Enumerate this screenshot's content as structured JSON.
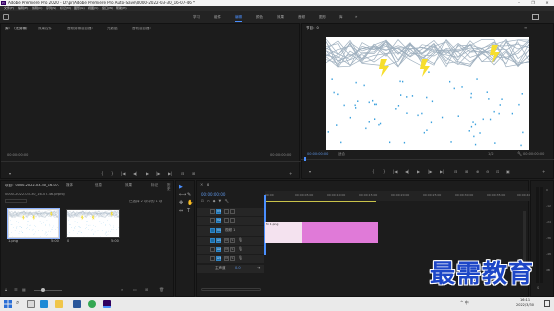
{
  "app": {
    "logo_text": "Pr",
    "title": "Adobe Premiere Pro 2020 - D:\\pr\\Adobe Premiere Pro Auto-Save\\0000-2022-03-30_16-07-46 *",
    "window_controls": [
      "–",
      "❐",
      "✕"
    ]
  },
  "menu": [
    "文件(F)",
    "编辑(E)",
    "剪辑(C)",
    "序列(S)",
    "标记(M)",
    "图形(G)",
    "视图(V)",
    "窗口(W)",
    "帮助(H)"
  ],
  "workspaces": {
    "items": [
      "学习",
      "组件",
      "编辑",
      "颜色",
      "效果",
      "音频",
      "图形",
      "库"
    ],
    "active_index": 2,
    "more": "»"
  },
  "source_panel": {
    "tabs": [
      "源：（无剪辑）",
      "效果控件",
      "音频剪辑混合器：",
      "元数据",
      "音轨混合器："
    ],
    "tc_left": "00:00:00:00",
    "tc_right": "00:00:00:00",
    "controls": [
      "▾",
      "{",
      "}",
      "|◀",
      "◀|",
      "▶",
      "|▶",
      "▶|",
      "⊟",
      "⊞",
      "+"
    ]
  },
  "program_panel": {
    "tab": "节目：0",
    "tc_left": "00:00:00:00",
    "fit": "适合",
    "quality": "1/2",
    "tc_right": "00:00:00:00",
    "controls": [
      "▾",
      "{",
      "}",
      "|◀",
      "◀|",
      "▶",
      "|▶",
      "▶|",
      "⊟",
      "⊞",
      "⊕",
      "⊖",
      "⊡",
      "▣",
      "+"
    ]
  },
  "project_panel": {
    "tabs": [
      "项目：0000-2022-03-30_16-07-46",
      "媒体",
      "信息",
      "效果",
      "标记",
      "历史"
    ],
    "path": "0000-2022-03-30_16-07-46.prproj",
    "count": "已选择 2 项中的 1 项",
    "items": [
      {
        "name": "1.png",
        "duration": "5:00"
      },
      {
        "name": "0",
        "duration": "5:00"
      }
    ]
  },
  "tools": [
    "▶",
    "⟷",
    "✥",
    "⇔",
    "✎",
    "✋",
    "T"
  ],
  "timeline": {
    "tab": "0",
    "tc": "00:00:00:00",
    "ruler": [
      "00:00",
      "00:00:05:00",
      "00:00:10:00",
      "00:00:15:00",
      "00:00:20:00",
      "00:00:25:00",
      "00:00:30:00",
      "00:00:35:00",
      "00:00:40:00"
    ],
    "tracks": {
      "v": [
        "V3",
        "V2",
        "V1"
      ],
      "a": [
        "A1",
        "A2",
        "A3"
      ],
      "video1_label": "视频 1",
      "master": "主声道",
      "master_val": "0.0"
    },
    "clip_label": "fx 1.png",
    "colors": {
      "clip_a": "#f4e2ef",
      "clip_b": "#e07ad8",
      "accent": "#2f86c7"
    }
  },
  "audio_meter": {
    "labels": [
      "0",
      "-12",
      "-24",
      "-36",
      "-48",
      "dB"
    ],
    "sr": "S"
  },
  "taskbar": {
    "time": "16:11",
    "date": "2022/3/30",
    "tray": "^ 中"
  },
  "watermark": "最需教育",
  "frame_colors": {
    "lines": "#9fb0bf",
    "blue": "#3aa0dd",
    "yellow": "#f6de2e"
  }
}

....................

*Task to complete:* Each record above must be returned exactly as written, with its pictures omitted.

*Full answer:*
Enumerate this screenshot's content as structured JSON.
{
  "app": {
    "logo_text": "Pr",
    "title": "Adobe Premiere Pro 2020 - D:\\pr\\Adobe Premiere Pro Auto-Save\\0000-2022-03-30_16-07-46 *",
    "window_controls": [
      "–",
      "❐",
      "✕"
    ]
  },
  "menu": [
    "文件(F)",
    "编辑(E)",
    "剪辑(C)",
    "序列(S)",
    "标记(M)",
    "图形(G)",
    "视图(V)",
    "窗口(W)",
    "帮助(H)"
  ],
  "workspaces": {
    "items": [
      "学习",
      "组件",
      "编辑",
      "颜色",
      "效果",
      "音频",
      "图形",
      "库"
    ],
    "active_index": 2,
    "more": "»"
  },
  "source_panel": {
    "tabs": [
      "源：（无剪辑）",
      "效果控件",
      "音频剪辑混合器：",
      "元数据",
      "音轨混合器："
    ],
    "tc_left": "00:00:00:00",
    "tc_right": "00:00:00:00",
    "controls": [
      "▾",
      "{",
      "}",
      "|◀",
      "◀|",
      "▶",
      "|▶",
      "▶|",
      "⊟",
      "⊞",
      "+"
    ]
  },
  "program_panel": {
    "tab": "节目：0",
    "tc_left": "00:00:00:00",
    "fit": "适合",
    "quality": "1/2",
    "tc_right": "00:00:00:00",
    "controls": [
      "▾",
      "{",
      "}",
      "|◀",
      "◀|",
      "▶",
      "|▶",
      "▶|",
      "⊟",
      "⊞",
      "⊕",
      "⊖",
      "⊡",
      "▣",
      "+"
    ]
  },
  "project_panel": {
    "tabs": [
      "项目：0000-2022-03-30_16-07-46",
      "媒体",
      "信息",
      "效果",
      "标记",
      "历史"
    ],
    "path": "0000-2022-03-30_16-07-46.prproj",
    "count": "已选择 2 项中的 1 项",
    "items": [
      {
        "name": "1.png",
        "duration": "5:00"
      },
      {
        "name": "0",
        "duration": "5:00"
      }
    ]
  },
  "tools": [
    "▶",
    "⟷",
    "✥",
    "⇔",
    "✎",
    "✋",
    "T"
  ],
  "timeline": {
    "tab": "0",
    "tc": "00:00:00:00",
    "ruler": [
      "00:00",
      "00:00:05:00",
      "00:00:10:00",
      "00:00:15:00",
      "00:00:20:00",
      "00:00:25:00",
      "00:00:30:00",
      "00:00:35:00",
      "00:00:40:00"
    ],
    "tracks": {
      "v": [
        "V3",
        "V2",
        "V1"
      ],
      "a": [
        "A1",
        "A2",
        "A3"
      ],
      "video1_label": "视频 1",
      "master": "主声道",
      "master_val": "0.0"
    },
    "clip_label": "fx 1.png",
    "colors": {
      "clip_a": "#f4e2ef",
      "clip_b": "#e07ad8",
      "accent": "#2f86c7"
    }
  },
  "audio_meter": {
    "labels": [
      "0",
      "-12",
      "-24",
      "-36",
      "-48",
      "dB"
    ],
    "sr": "S"
  },
  "taskbar": {
    "time": "16:11",
    "date": "2022/3/30",
    "tray": "^ 中"
  },
  "watermark": "最需教育",
  "frame_colors": {
    "lines": "#9fb0bf",
    "blue": "#3aa0dd",
    "yellow": "#f6de2e"
  }
}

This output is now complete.